Your task is to give the number of lines in the listing that include "JSON", and nothing else.

## Stored data
◇ ◇ ◇ ◇ ◇ ◇ ◇

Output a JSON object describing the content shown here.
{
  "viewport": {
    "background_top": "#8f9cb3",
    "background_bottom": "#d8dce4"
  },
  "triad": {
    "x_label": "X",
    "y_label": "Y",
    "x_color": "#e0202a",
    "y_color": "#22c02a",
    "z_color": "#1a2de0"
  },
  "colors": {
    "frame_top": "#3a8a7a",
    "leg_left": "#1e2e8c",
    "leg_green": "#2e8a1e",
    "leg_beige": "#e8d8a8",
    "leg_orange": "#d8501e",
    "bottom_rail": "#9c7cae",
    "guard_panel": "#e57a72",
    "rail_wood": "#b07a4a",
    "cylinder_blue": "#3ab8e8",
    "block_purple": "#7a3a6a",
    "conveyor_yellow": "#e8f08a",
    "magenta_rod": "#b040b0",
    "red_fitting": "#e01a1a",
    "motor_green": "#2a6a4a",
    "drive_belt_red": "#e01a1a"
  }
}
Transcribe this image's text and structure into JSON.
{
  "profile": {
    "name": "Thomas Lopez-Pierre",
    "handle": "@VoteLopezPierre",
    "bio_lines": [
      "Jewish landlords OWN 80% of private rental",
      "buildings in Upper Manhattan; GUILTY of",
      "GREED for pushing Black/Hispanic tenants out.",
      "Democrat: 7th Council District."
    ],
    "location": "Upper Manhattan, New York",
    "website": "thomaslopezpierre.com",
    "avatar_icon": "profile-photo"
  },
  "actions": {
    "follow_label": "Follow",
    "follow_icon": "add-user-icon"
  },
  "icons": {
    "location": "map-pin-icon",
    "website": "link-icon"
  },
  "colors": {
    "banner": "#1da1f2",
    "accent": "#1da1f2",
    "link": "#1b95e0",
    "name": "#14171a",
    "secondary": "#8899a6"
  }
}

◇ ◇ ◇ ◇ ◇ ◇ ◇

## Response to the task
2